START

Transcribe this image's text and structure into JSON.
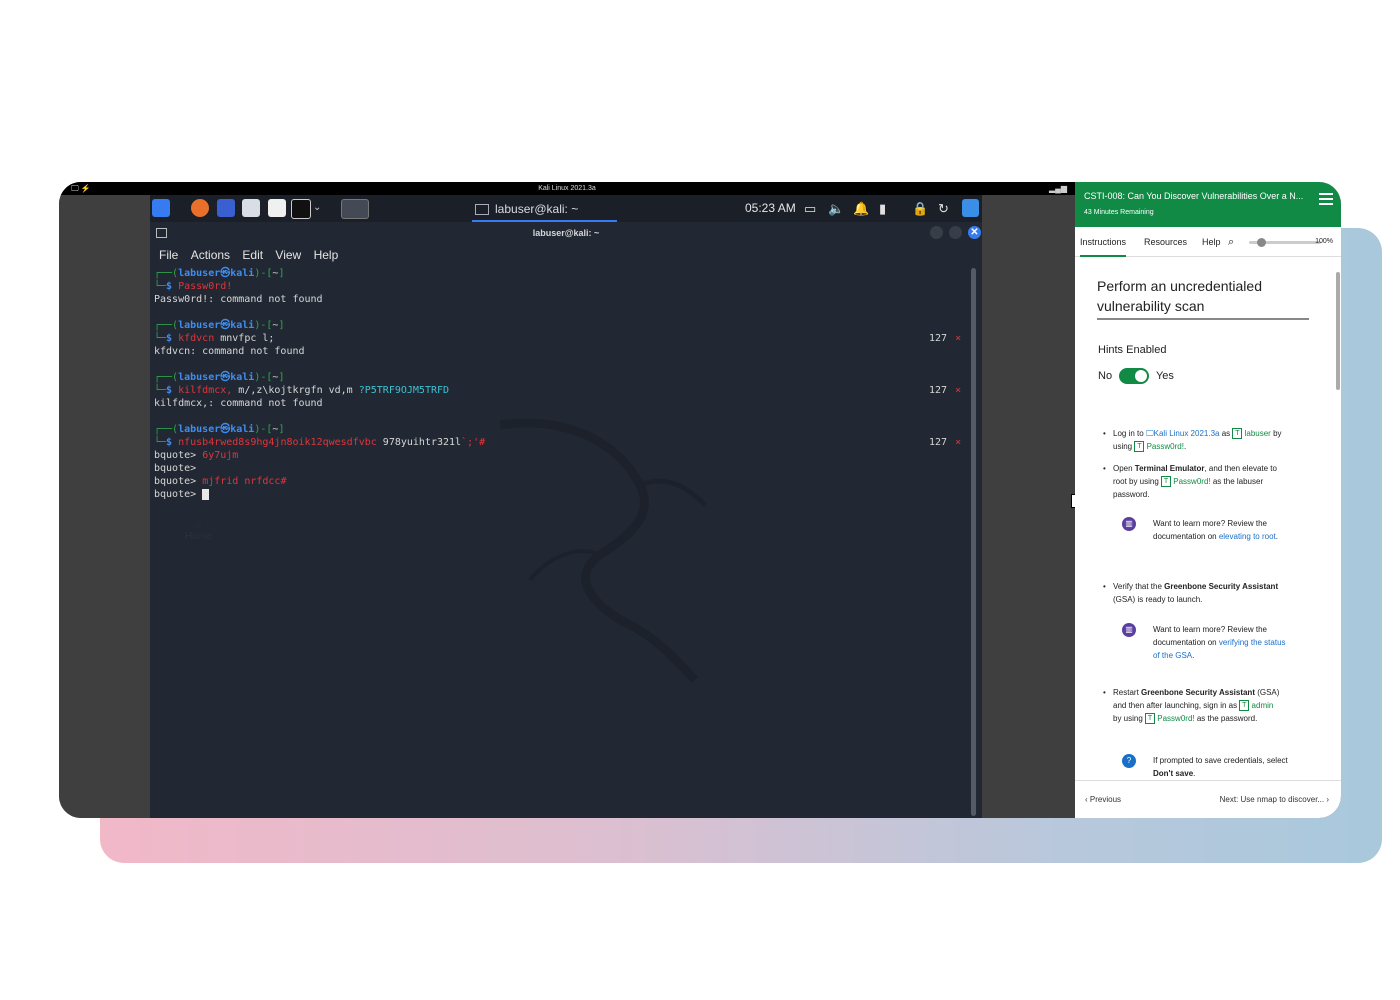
{
  "vm": {
    "window_title": "Kali Linux 2021.3a",
    "taskbar_task": "labuser@kali: ~",
    "clock": "05:23 AM",
    "terminal_title": "labuser@kali: ~",
    "menu": [
      "File",
      "Actions",
      "Edit",
      "View",
      "Help"
    ],
    "home_label": "Home",
    "prompt": {
      "user": "labuser",
      "host": "kali",
      "dir": "~"
    },
    "terminal": {
      "cmd1": "Passw0rd!",
      "out1": "Passw0rd!: command not found",
      "cmd2_bad": "kfdvcn",
      "cmd2_rest": " mnvfpc l;",
      "out2": "kfdvcn: command not found",
      "code2": "127",
      "cmd3_bad": "kilfdmcx,",
      "cmd3_rest": " m/,z\\kojtkrgfn vd,m ",
      "cmd3_cyan": "?P5TRF9OJM5TRFD",
      "out3": "kilfdmcx,: command not found",
      "code3": "127",
      "cmd4_bad": "nfusb4rwed8s9hg4jn8oik12qwesdfvbc",
      "cmd4_rest": " 978yuihtr321l",
      "cmd4_end": "`;'#",
      "code4": "127",
      "bq_prompt": "bquote>",
      "bq1": "6y7ujm",
      "bq3": "mjfrid nrfdcc#",
      "x_mark": "×"
    }
  },
  "side": {
    "title": "CSTI-008: Can You Discover Vulnerabilities Over a N...",
    "time_remaining": "43 Minutes Remaining",
    "tabs": [
      "Instructions",
      "Resources",
      "Help"
    ],
    "zoom": "100%",
    "task_heading": "Perform an uncredentialed vulnerability scan",
    "hints_label": "Hints Enabled",
    "toggle_no": "No",
    "toggle_yes": "Yes",
    "step1": {
      "a": "Log in to ",
      "vm": "Kali Linux 2021.3a",
      "b": " as ",
      "user": "labuser",
      "c": " by using ",
      "pw": "Passw0rd!",
      "d": "."
    },
    "step2": {
      "a": "Open ",
      "b": "Terminal Emulator",
      "c": ", and then elevate to root by using ",
      "pw": "Passw0rd!",
      "d": " as the labuser password."
    },
    "note1": {
      "a": "Want to learn more? Review the documentation on ",
      "link": "elevating to root",
      "b": "."
    },
    "step3": {
      "a": "Verify that the ",
      "b": "Greenbone Security Assistant",
      "c": " (GSA) is ready to launch."
    },
    "note2": {
      "a": "Want to learn more? Review the documentation on ",
      "link": "verifying the status of the GSA",
      "b": "."
    },
    "step4": {
      "a": "Restart ",
      "b": "Greenbone Security Assistant",
      "c": " (GSA) and then after launching, sign in as ",
      "user": "admin",
      "d": " by using ",
      "pw": "Passw0rd!",
      "e": " as the password."
    },
    "note3": {
      "a": "If prompted to save credentials, select ",
      "b": "Don't save",
      "c": "."
    },
    "prev": "Previous",
    "next": "Next: Use nmap to discover..."
  },
  "colors": {
    "accent_green": "#108a44",
    "kali_blue": "#367bf0",
    "error_red": "#e0353b"
  }
}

END

**Task instructions**. Extract the text of all the records above verbatim, excluding pictures.

**Answer to this exercise**.
Transcribe this image's text and structure into JSON.
{
  "vm": {
    "window_title": "Kali Linux 2021.3a",
    "taskbar_task": "labuser@kali: ~",
    "clock": "05:23 AM",
    "terminal_title": "labuser@kali: ~",
    "menu": [
      "File",
      "Actions",
      "Edit",
      "View",
      "Help"
    ],
    "home_label": "Home",
    "prompt": {
      "user": "labuser",
      "host": "kali",
      "dir": "~"
    },
    "terminal": {
      "cmd1": "Passw0rd!",
      "out1": "Passw0rd!: command not found",
      "cmd2_bad": "kfdvcn",
      "cmd2_rest": " mnvfpc l;",
      "out2": "kfdvcn: command not found",
      "code2": "127",
      "cmd3_bad": "kilfdmcx,",
      "cmd3_rest": " m/,z\\kojtkrgfn vd,m ",
      "cmd3_cyan": "?P5TRF9OJM5TRFD",
      "out3": "kilfdmcx,: command not found",
      "code3": "127",
      "cmd4_bad": "nfusb4rwed8s9hg4jn8oik12qwesdfvbc",
      "cmd4_rest": " 978yuihtr321l",
      "cmd4_end": "`;'#",
      "code4": "127",
      "bq_prompt": "bquote>",
      "bq1": "6y7ujm",
      "bq3": "mjfrid nrfdcc#",
      "x_mark": "×"
    }
  },
  "side": {
    "title": "CSTI-008: Can You Discover Vulnerabilities Over a N...",
    "time_remaining": "43 Minutes Remaining",
    "tabs": [
      "Instructions",
      "Resources",
      "Help"
    ],
    "zoom": "100%",
    "task_heading": "Perform an uncredentialed vulnerability scan",
    "hints_label": "Hints Enabled",
    "toggle_no": "No",
    "toggle_yes": "Yes",
    "step1": {
      "a": "Log in to ",
      "vm": "Kali Linux 2021.3a",
      "b": " as ",
      "user": "labuser",
      "c": " by using ",
      "pw": "Passw0rd!",
      "d": "."
    },
    "step2": {
      "a": "Open ",
      "b": "Terminal Emulator",
      "c": ", and then elevate to root by using ",
      "pw": "Passw0rd!",
      "d": " as the labuser password."
    },
    "note1": {
      "a": "Want to learn more? Review the documentation on ",
      "link": "elevating to root",
      "b": "."
    },
    "step3": {
      "a": "Verify that the ",
      "b": "Greenbone Security Assistant",
      "c": " (GSA) is ready to launch."
    },
    "note2": {
      "a": "Want to learn more? Review the documentation on ",
      "link": "verifying the status of the GSA",
      "b": "."
    },
    "step4": {
      "a": "Restart ",
      "b": "Greenbone Security Assistant",
      "c": " (GSA) and then after launching, sign in as ",
      "user": "admin",
      "d": " by using ",
      "pw": "Passw0rd!",
      "e": " as the password."
    },
    "note3": {
      "a": "If prompted to save credentials, select ",
      "b": "Don't save",
      "c": "."
    },
    "prev": "Previous",
    "next": "Next: Use nmap to discover..."
  },
  "colors": {
    "accent_green": "#108a44",
    "kali_blue": "#367bf0",
    "error_red": "#e0353b"
  }
}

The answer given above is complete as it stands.